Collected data
* * *

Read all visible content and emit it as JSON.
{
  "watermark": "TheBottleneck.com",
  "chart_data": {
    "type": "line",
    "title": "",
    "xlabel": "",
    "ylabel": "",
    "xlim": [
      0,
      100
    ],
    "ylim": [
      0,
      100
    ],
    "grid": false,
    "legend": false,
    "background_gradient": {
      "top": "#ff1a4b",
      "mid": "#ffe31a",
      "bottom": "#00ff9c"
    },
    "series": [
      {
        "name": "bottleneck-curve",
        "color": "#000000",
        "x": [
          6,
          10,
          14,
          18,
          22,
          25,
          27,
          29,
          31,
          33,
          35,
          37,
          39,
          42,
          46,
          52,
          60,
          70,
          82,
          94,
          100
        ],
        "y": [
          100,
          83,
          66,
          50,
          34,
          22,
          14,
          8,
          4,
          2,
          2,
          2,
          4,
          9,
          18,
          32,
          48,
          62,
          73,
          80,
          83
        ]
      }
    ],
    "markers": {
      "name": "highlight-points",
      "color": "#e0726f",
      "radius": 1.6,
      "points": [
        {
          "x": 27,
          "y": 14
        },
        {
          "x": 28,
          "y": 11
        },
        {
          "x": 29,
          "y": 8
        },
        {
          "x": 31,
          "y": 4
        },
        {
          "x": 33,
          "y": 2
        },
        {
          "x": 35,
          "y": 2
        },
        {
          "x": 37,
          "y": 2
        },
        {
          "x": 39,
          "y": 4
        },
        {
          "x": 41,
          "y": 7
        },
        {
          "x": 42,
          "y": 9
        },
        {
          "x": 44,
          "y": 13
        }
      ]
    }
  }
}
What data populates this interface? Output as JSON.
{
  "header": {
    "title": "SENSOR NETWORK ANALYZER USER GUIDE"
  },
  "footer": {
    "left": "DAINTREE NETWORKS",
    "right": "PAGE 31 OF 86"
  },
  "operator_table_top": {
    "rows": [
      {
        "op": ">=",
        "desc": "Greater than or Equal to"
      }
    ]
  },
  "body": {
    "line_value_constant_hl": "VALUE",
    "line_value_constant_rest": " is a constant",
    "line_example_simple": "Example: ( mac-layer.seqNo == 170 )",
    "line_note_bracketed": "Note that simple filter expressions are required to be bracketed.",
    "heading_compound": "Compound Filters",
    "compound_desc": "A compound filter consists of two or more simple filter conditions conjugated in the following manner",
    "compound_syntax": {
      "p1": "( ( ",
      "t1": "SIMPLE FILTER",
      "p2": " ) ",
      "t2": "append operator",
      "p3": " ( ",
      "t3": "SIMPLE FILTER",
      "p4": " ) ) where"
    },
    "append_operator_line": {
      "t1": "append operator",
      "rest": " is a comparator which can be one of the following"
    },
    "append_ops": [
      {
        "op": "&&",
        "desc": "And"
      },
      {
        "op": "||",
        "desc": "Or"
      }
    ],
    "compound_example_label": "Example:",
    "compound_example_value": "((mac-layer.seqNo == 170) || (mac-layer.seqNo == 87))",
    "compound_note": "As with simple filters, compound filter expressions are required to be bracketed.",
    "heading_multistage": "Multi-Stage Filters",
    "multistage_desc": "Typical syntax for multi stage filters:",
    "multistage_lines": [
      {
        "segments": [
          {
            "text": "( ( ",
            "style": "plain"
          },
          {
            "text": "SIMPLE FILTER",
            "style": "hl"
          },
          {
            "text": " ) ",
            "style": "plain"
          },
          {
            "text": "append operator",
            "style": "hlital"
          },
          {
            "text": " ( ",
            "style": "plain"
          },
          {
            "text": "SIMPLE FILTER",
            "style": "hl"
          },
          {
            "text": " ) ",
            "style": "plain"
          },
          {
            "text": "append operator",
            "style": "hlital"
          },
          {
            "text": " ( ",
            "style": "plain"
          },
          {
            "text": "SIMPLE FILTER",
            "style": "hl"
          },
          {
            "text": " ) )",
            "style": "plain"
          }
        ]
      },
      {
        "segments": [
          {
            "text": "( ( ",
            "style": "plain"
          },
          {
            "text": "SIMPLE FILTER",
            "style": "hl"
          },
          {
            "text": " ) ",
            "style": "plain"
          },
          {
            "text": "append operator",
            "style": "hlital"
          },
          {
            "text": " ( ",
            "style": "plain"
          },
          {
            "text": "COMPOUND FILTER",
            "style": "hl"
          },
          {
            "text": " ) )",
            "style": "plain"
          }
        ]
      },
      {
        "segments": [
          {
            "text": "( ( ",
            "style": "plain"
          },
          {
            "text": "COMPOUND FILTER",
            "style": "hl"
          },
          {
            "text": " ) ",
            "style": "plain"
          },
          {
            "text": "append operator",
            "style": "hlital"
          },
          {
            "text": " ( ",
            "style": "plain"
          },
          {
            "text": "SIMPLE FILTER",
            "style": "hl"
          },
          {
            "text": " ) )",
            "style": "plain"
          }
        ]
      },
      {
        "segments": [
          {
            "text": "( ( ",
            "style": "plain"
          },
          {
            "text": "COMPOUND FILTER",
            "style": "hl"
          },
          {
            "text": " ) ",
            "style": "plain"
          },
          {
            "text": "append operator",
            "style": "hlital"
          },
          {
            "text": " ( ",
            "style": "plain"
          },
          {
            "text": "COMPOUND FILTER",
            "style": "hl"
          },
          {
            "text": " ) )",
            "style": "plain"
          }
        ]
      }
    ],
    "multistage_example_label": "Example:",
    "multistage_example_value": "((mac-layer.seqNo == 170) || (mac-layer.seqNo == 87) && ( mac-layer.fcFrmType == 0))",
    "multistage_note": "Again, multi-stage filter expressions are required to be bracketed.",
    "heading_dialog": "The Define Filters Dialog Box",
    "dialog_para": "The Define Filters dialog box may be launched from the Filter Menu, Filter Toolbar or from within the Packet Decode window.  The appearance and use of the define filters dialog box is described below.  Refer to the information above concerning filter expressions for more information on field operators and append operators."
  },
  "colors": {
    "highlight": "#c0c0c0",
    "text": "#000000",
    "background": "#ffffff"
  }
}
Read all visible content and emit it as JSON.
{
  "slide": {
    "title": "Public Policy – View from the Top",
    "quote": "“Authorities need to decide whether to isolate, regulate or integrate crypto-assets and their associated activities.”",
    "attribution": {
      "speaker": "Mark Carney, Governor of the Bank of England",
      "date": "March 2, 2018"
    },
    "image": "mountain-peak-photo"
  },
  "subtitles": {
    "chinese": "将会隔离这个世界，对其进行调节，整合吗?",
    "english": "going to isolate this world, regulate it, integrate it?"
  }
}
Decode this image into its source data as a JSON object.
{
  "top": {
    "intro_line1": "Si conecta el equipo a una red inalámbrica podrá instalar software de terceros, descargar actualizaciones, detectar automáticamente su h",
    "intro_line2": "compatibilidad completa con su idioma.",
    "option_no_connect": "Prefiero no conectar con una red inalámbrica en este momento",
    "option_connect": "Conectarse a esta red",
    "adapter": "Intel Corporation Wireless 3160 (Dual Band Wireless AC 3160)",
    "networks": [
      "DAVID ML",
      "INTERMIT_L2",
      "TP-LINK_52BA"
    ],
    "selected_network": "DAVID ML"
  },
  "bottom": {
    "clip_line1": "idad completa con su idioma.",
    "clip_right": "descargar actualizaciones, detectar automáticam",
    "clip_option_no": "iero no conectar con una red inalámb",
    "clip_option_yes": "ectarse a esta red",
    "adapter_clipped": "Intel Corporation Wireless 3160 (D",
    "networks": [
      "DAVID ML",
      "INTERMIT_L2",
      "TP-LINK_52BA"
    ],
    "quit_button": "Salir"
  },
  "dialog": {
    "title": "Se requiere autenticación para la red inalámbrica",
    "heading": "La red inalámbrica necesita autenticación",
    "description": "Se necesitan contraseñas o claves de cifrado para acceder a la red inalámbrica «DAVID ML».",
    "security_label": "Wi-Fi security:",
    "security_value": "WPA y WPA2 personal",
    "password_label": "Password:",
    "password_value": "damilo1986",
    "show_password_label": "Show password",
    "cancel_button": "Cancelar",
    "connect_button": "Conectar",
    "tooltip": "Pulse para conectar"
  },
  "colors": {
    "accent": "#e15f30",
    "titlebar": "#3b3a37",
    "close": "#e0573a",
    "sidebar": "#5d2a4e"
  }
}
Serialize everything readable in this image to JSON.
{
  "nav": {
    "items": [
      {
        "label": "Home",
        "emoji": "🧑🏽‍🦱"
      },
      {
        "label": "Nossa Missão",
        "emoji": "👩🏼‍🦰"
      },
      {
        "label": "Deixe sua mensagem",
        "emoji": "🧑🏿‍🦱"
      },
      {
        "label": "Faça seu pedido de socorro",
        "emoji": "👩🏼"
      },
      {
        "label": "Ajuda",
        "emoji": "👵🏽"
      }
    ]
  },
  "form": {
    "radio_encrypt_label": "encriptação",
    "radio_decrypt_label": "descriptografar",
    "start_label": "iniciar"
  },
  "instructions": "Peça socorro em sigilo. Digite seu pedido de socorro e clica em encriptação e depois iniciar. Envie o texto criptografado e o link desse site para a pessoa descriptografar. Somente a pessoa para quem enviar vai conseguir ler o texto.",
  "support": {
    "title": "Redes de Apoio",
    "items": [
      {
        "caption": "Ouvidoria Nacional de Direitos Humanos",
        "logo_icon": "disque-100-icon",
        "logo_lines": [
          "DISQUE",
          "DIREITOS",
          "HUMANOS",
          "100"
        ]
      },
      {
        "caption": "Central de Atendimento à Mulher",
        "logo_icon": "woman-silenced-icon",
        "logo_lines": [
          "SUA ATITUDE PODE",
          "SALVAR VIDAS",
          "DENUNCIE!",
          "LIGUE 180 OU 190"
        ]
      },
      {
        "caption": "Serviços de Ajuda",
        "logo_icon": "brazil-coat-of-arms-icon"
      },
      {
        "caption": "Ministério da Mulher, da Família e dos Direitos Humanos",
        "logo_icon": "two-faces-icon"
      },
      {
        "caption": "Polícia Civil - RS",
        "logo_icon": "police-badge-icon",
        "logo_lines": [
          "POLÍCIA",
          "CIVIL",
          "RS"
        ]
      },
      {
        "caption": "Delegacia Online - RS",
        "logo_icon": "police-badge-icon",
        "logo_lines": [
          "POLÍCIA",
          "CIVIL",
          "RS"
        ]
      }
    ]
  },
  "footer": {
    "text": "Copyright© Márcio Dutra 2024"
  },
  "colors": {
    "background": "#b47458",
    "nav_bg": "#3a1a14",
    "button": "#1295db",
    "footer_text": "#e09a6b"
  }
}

* * *

| Given problem |
Return all lines of the material above in which the word "JSON" occurs.

| Correct answer |
Read all visible content and emit it as JSON.
What data populates this interface? Output as JSON.
Read all visible content and emit it as JSON.
Decode this image into its source data as a JSON object.
Serialize everything readable in this image to JSON.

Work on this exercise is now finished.